'''
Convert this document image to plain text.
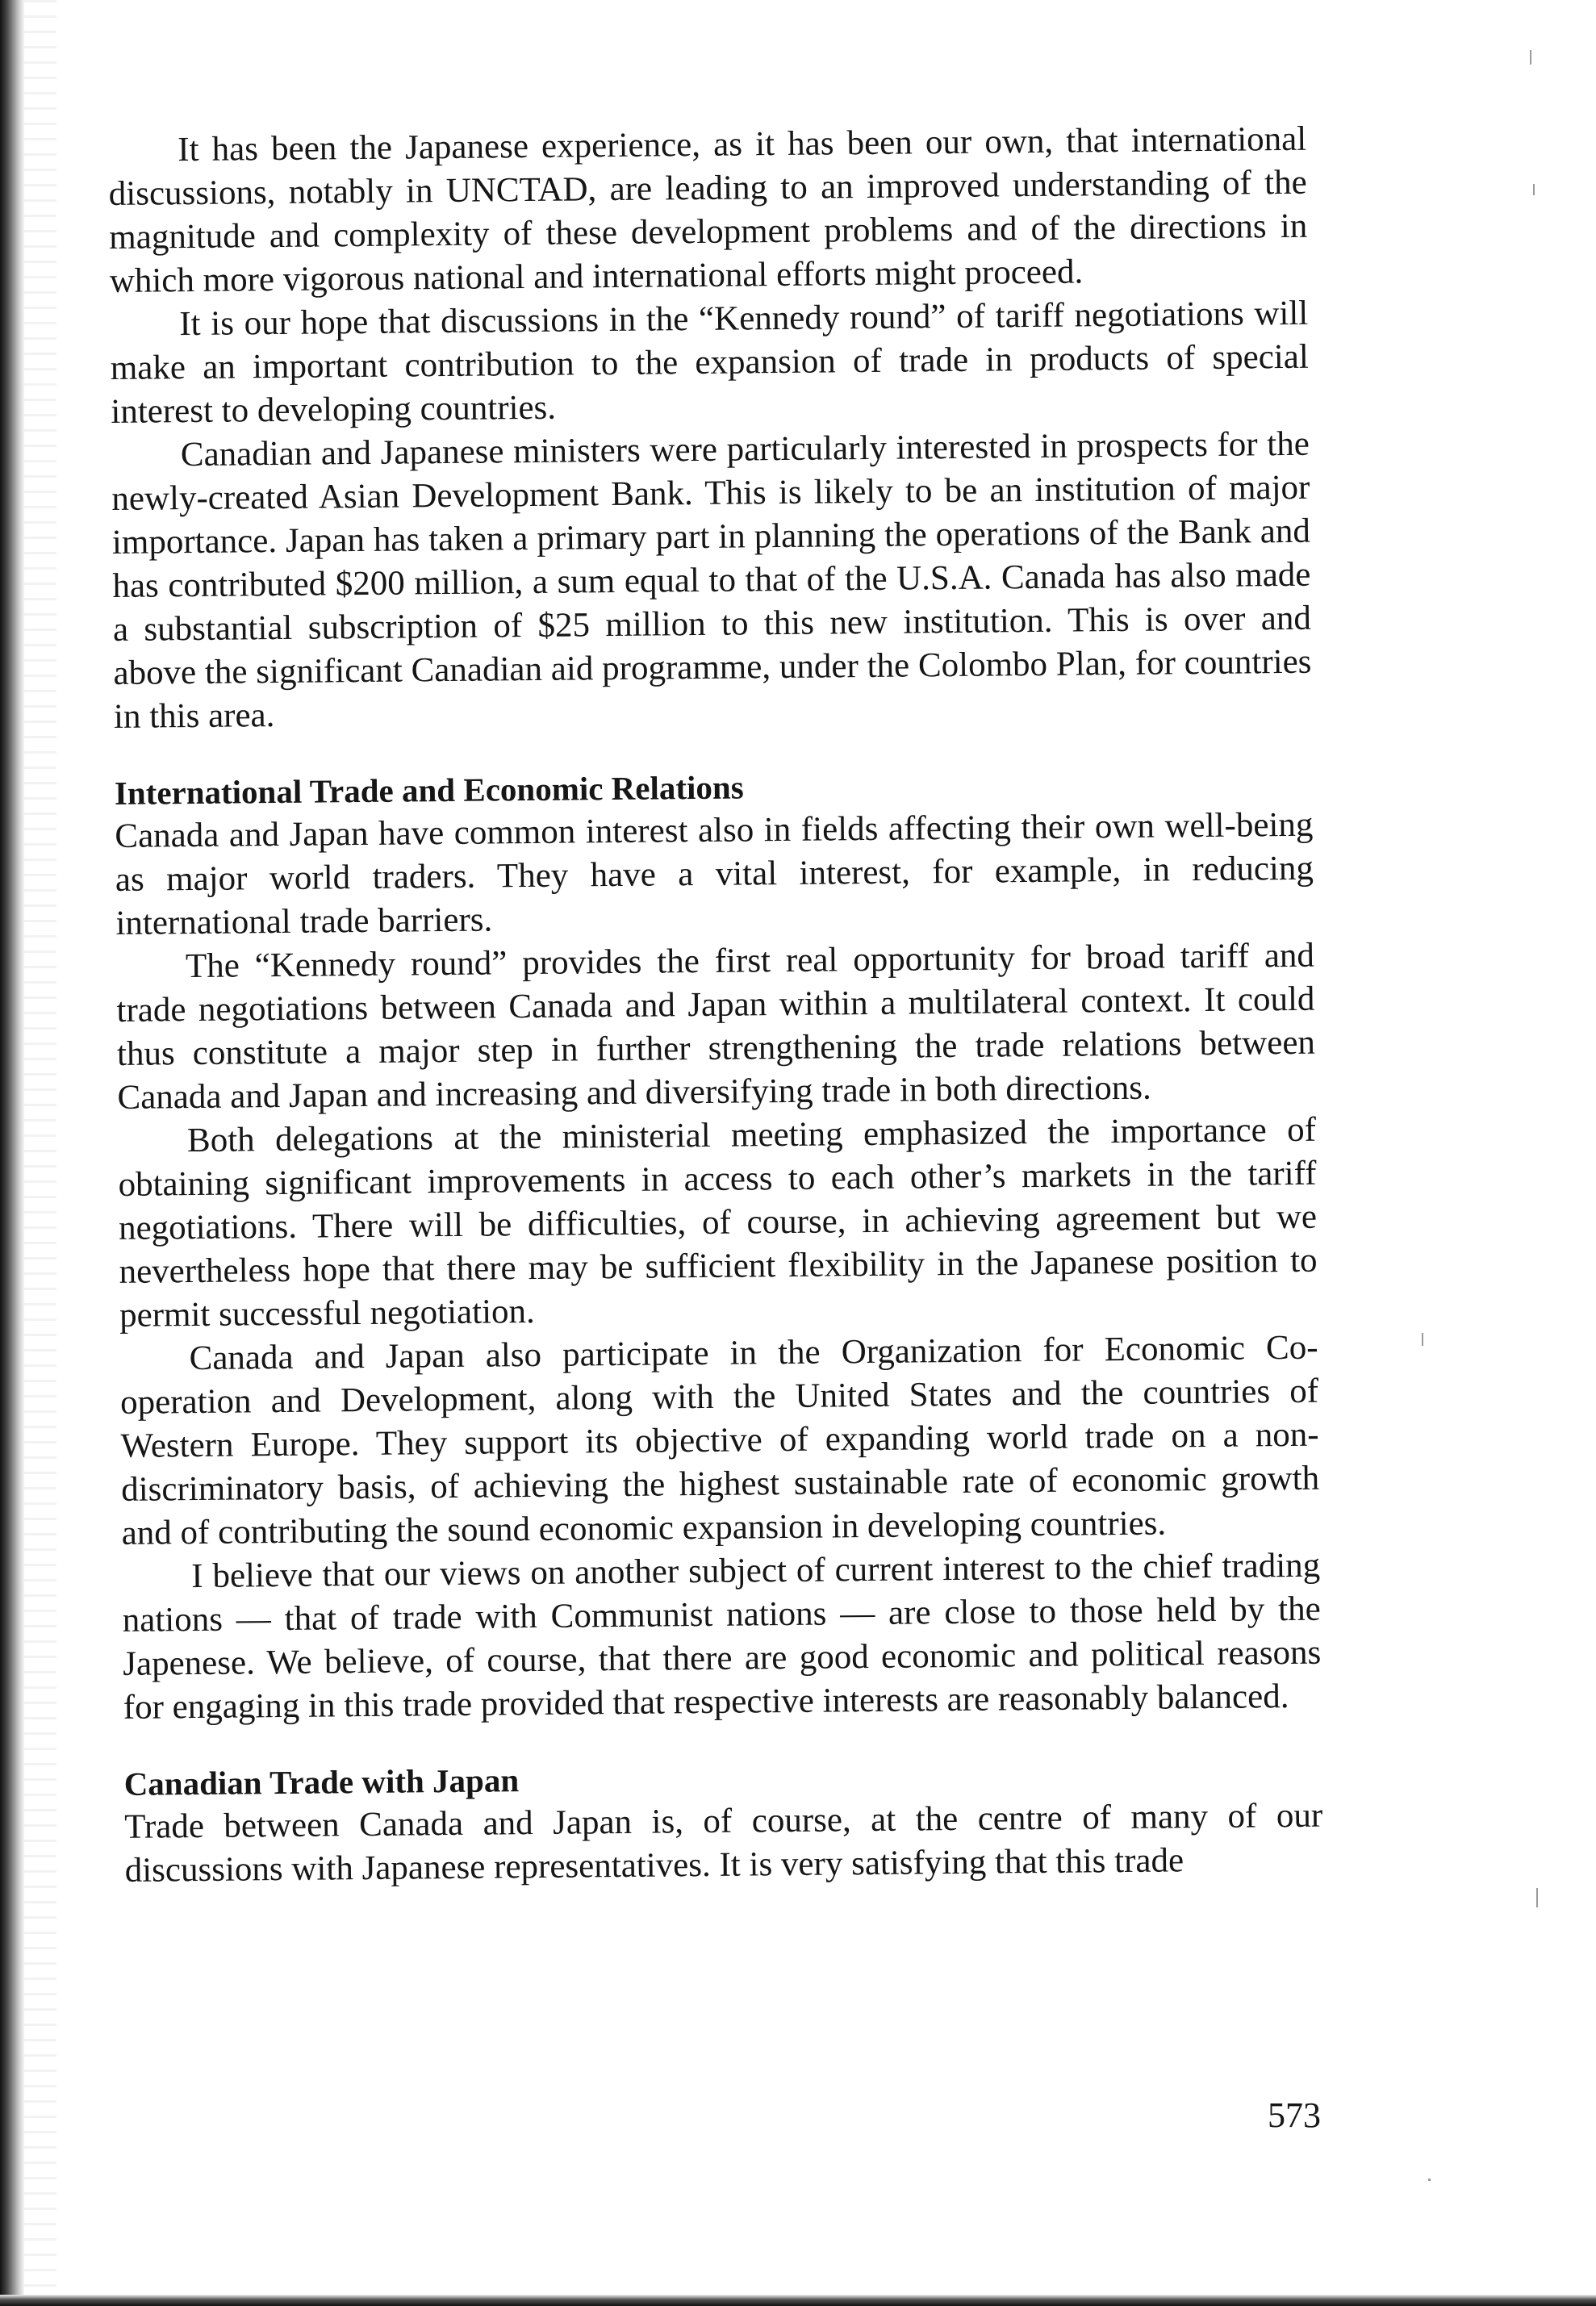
It has been the Japanese experience, as it has been our own, that international discussions, notably in UNCTAD, are leading to an improved understanding of the magnitude and complexity of these development problems and of the directions in which more vigorous national and international efforts might proceed.

It is our hope that discussions in the “Kennedy round” of tariff negotiations will make an important contribution to the expansion of trade in products of special interest to developing countries.

Canadian and Japanese ministers were particularly interested in prospects for the newly-created Asian Development Bank. This is likely to be an institution of major importance. Japan has taken a primary part in planning the operations of the Bank and has contributed $200 million, a sum equal to that of the U.S.A. Canada has also made a substantial subscription of $25 million to this new institution. This is over and above the significant Canadian aid programme, under the Colombo Plan, for countries in this area.

International Trade and Economic Relations

Canada and Japan have common interest also in fields affecting their own well-being as major world traders. They have a vital interest, for example, in reducing international trade barriers.

The “Kennedy round” provides the first real opportunity for broad tariff and trade negotiations between Canada and Japan within a multilateral context. It could thus constitute a major step in further strengthening the trade relations between Canada and Japan and increasing and diversifying trade in both directions.

Both delegations at the ministerial meeting emphasized the importance of obtaining significant improvements in access to each other’s markets in the tariff negotiations. There will be difficulties, of course, in achieving agreement but we nevertheless hope that there may be sufficient flexibility in the Japanese position to permit successful negotiation.

Canada and Japan also participate in the Organization for Economic Co-operation and Development, along with the United States and the countries of Western Europe. They support its objective of expanding world trade on a non-discriminatory basis, of achieving the highest sustainable rate of economic growth and of contributing the sound economic expansion in developing countries.

I believe that our views on another subject of current interest to the chief trading nations — that of trade with Communist nations — are close to those held by the Japenese. We believe, of course, that there are good economic and political reasons for engaging in this trade provided that respective interests are reasonably balanced.

Canadian Trade with Japan

Trade between Canada and Japan is, of course, at the centre of many of our discussions with Japanese representatives. It is very satisfying that this trade

573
'''
Print the entries above exactly, taking out only the pictures.

→ Answer below
Convert this document image to plain text.
It has been the Japanese experience, as it has been our own, that international discussions, notably in UNCTAD, are leading to an improved understanding of the magnitude and complexity of these development problems and of the directions in which more vigorous national and international efforts might proceed.

It is our hope that discussions in the “Kennedy round” of tariff negotiations will make an important contribution to the expansion of trade in products of special interest to developing countries.

Canadian and Japanese ministers were particularly interested in prospects for the newly-created Asian Development Bank. This is likely to be an institution of major importance. Japan has taken a primary part in planning the operations of the Bank and has contributed $200 million, a sum equal to that of the U.S.A. Canada has also made a substantial subscription of $25 million to this new institution. This is over and above the significant Canadian aid programme, under the Colombo Plan, for countries in this area.

International Trade and Economic Relations

Canada and Japan have common interest also in fields affecting their own well-being as major world traders. They have a vital interest, for example, in reducing international trade barriers.

The “Kennedy round” provides the first real opportunity for broad tariff and trade negotiations between Canada and Japan within a multilateral context. It could thus constitute a major step in further strengthening the trade relations between Canada and Japan and increasing and diversifying trade in both directions.

Both delegations at the ministerial meeting emphasized the importance of obtaining significant improvements in access to each other’s markets in the tariff negotiations. There will be difficulties, of course, in achieving agreement but we nevertheless hope that there may be sufficient flexibility in the Japanese position to permit successful negotiation.

Canada and Japan also participate in the Organization for Economic Co-operation and Development, along with the United States and the countries of Western Europe. They support its objective of expanding world trade on a non-discriminatory basis, of achieving the highest sustainable rate of economic growth and of contributing the sound economic expansion in developing countries.

I believe that our views on another subject of current interest to the chief trading nations — that of trade with Communist nations — are close to those held by the Japenese. We believe, of course, that there are good economic and political reasons for engaging in this trade provided that respective interests are reasonably balanced.

Canadian Trade with Japan

Trade between Canada and Japan is, of course, at the centre of many of our discussions with Japanese representatives. It is very satisfying that this trade

573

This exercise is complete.